» GIVEN TASK
Check every line of the entries below for the word "previous", and copy the ones that have it.

[Start]

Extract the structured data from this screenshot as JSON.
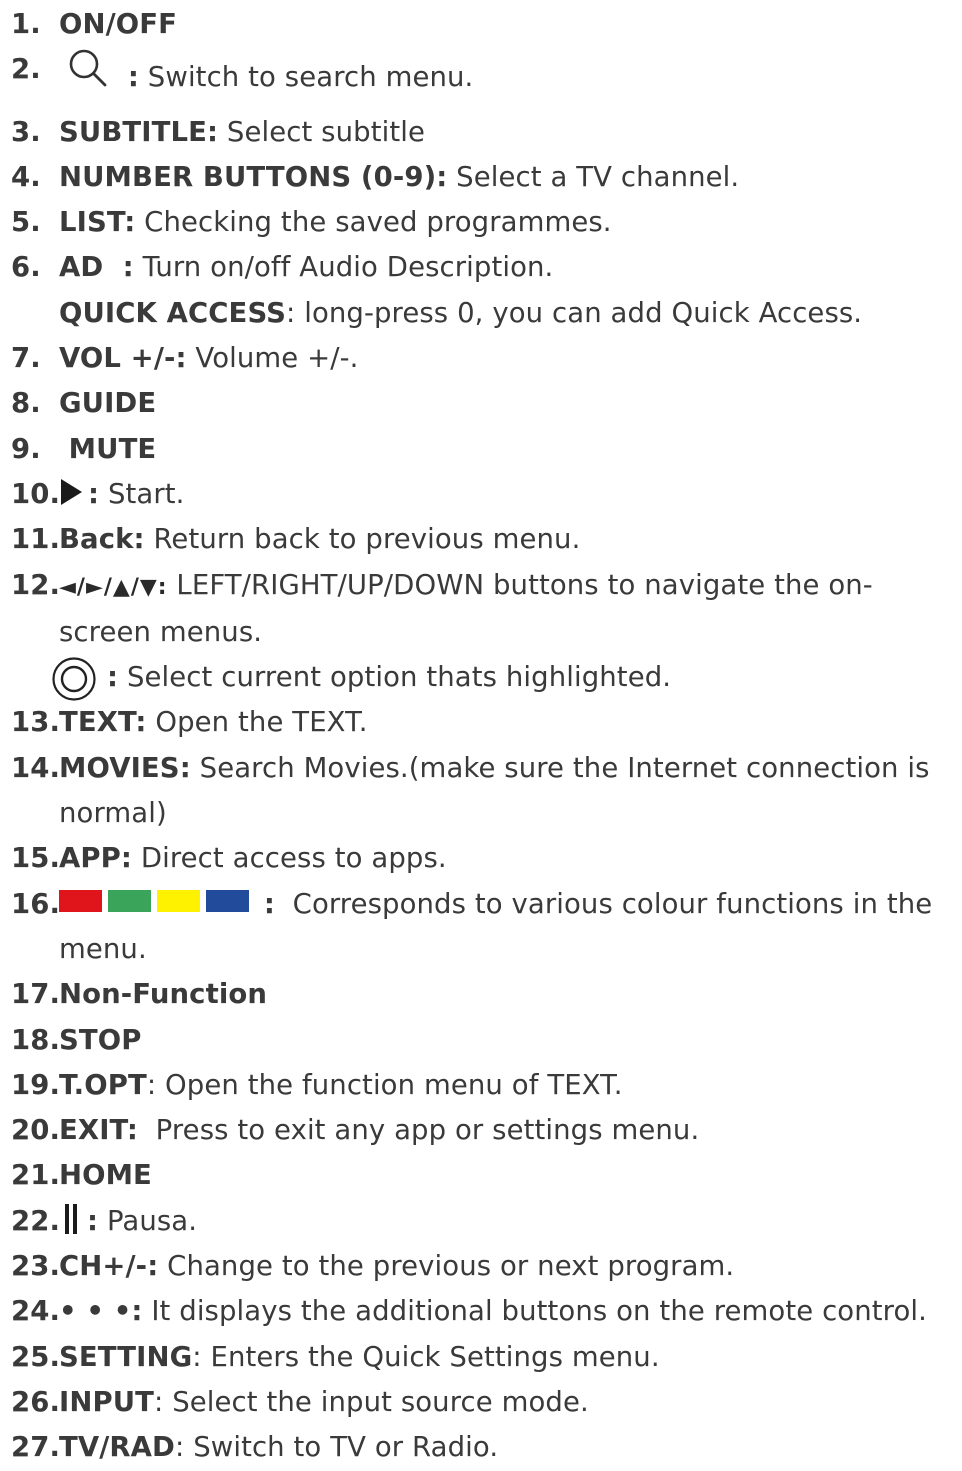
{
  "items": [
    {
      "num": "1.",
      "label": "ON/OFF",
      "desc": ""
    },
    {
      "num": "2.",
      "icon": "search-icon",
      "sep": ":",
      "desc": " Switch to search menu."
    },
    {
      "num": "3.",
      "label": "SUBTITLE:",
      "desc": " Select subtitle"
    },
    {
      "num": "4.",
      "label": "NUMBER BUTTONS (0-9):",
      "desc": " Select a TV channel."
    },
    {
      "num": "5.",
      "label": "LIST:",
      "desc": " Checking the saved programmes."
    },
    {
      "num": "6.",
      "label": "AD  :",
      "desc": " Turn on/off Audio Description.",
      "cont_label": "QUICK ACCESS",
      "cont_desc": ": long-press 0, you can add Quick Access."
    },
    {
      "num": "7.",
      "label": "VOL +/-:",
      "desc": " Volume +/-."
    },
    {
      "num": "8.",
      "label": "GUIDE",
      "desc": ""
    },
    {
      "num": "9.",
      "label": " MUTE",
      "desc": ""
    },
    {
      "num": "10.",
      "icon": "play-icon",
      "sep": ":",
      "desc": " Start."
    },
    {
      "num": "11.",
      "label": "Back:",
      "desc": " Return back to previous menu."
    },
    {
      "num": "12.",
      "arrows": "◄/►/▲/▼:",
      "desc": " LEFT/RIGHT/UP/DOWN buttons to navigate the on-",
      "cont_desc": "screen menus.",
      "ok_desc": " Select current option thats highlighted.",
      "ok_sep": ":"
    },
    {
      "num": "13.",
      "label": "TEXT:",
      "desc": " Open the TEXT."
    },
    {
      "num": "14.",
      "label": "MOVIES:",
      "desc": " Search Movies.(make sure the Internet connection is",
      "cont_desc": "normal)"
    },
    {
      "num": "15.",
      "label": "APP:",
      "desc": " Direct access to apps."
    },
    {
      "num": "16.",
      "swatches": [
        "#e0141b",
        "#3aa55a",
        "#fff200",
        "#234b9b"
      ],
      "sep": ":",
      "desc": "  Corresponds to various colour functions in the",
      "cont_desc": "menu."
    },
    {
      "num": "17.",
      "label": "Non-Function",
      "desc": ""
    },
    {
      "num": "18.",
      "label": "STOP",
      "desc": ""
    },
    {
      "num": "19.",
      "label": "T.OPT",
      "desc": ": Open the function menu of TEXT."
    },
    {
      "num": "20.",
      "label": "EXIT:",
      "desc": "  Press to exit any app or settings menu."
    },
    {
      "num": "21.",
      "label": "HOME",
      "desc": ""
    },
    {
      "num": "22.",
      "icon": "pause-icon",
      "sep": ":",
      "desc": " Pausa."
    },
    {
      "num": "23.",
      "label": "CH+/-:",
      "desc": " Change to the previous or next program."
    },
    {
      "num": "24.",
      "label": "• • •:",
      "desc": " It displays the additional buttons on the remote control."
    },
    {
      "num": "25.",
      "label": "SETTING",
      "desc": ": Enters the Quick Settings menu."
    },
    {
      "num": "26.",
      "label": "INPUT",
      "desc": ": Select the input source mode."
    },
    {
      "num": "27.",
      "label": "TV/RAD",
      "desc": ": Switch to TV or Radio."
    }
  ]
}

[End]
[Start]

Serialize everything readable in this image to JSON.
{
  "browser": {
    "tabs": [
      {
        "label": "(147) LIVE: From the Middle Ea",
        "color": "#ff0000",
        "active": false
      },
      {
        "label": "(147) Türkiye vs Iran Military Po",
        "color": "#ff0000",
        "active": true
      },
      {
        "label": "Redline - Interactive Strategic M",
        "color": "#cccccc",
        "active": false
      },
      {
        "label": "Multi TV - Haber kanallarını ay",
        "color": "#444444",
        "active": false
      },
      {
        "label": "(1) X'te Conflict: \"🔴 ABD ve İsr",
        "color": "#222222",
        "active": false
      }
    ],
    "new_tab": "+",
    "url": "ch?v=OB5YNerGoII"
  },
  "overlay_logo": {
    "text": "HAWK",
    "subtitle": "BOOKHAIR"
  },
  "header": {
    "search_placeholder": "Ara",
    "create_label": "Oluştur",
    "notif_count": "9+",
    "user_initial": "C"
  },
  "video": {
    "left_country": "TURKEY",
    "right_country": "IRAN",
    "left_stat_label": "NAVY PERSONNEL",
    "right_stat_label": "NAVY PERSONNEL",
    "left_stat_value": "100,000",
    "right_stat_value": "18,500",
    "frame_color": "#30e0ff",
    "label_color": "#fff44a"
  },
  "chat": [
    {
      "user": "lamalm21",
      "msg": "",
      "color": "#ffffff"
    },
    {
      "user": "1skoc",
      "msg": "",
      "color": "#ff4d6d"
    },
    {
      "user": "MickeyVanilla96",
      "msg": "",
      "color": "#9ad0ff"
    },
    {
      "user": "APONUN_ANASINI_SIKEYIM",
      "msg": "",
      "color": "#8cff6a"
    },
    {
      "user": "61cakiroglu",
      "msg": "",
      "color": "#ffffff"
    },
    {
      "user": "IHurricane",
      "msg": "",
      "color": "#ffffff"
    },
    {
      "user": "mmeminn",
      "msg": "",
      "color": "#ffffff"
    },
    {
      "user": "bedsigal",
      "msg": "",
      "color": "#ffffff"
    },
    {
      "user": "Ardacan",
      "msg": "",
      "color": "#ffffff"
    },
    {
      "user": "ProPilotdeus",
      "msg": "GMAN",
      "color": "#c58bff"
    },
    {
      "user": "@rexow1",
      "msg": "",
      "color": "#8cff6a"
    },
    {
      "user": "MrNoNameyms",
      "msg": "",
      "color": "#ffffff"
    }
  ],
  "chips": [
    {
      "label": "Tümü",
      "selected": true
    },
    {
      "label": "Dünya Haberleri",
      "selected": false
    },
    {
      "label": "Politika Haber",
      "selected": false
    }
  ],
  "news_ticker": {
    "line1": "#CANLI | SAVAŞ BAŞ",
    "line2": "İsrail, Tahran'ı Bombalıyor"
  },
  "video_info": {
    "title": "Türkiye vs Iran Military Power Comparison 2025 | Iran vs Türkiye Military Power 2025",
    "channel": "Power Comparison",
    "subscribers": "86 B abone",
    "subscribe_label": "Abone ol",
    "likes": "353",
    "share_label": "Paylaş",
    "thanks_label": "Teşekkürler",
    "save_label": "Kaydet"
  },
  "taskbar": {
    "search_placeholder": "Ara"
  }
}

[End]
[Start]

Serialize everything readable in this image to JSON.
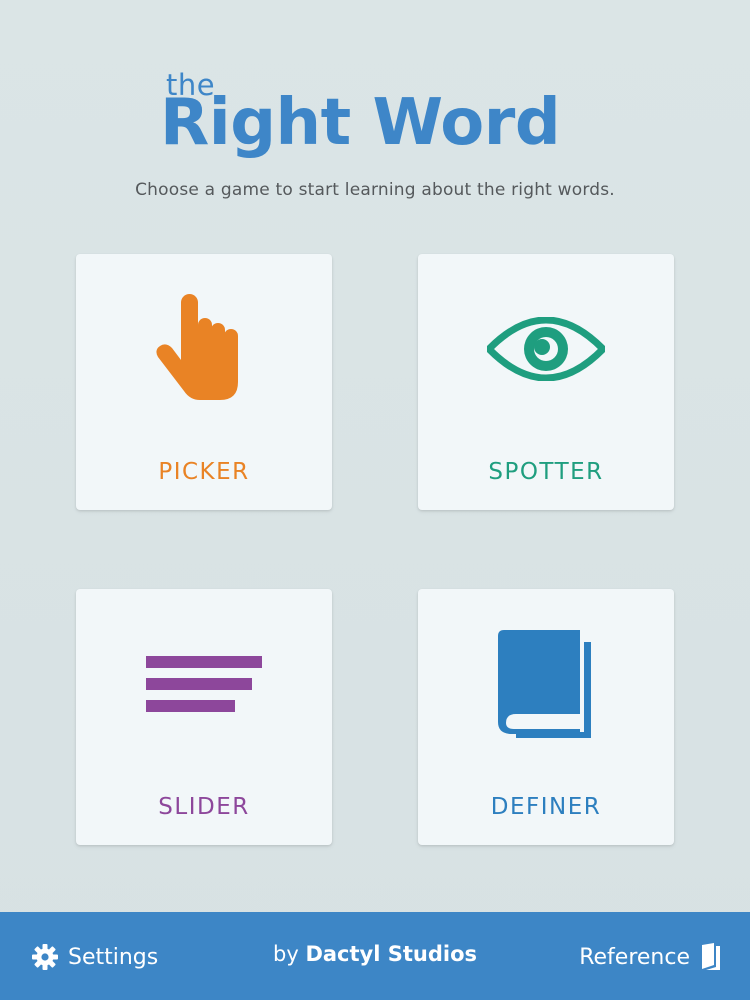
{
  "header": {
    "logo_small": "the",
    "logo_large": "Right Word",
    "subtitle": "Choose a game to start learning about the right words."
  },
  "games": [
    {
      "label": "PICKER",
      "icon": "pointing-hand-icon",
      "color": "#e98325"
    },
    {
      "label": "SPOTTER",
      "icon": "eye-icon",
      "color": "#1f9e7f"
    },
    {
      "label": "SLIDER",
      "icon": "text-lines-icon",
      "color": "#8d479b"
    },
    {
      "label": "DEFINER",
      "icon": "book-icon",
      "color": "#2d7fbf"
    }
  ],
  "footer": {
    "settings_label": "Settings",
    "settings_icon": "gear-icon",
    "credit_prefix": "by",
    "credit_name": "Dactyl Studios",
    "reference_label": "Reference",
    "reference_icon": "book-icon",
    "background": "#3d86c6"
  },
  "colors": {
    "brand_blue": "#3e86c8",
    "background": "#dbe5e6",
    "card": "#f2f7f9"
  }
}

[End]

» RESPONSE TO THE EXERCISE
      "desc": " Return back to previous menu."
      "desc": " Change to the previous or next program."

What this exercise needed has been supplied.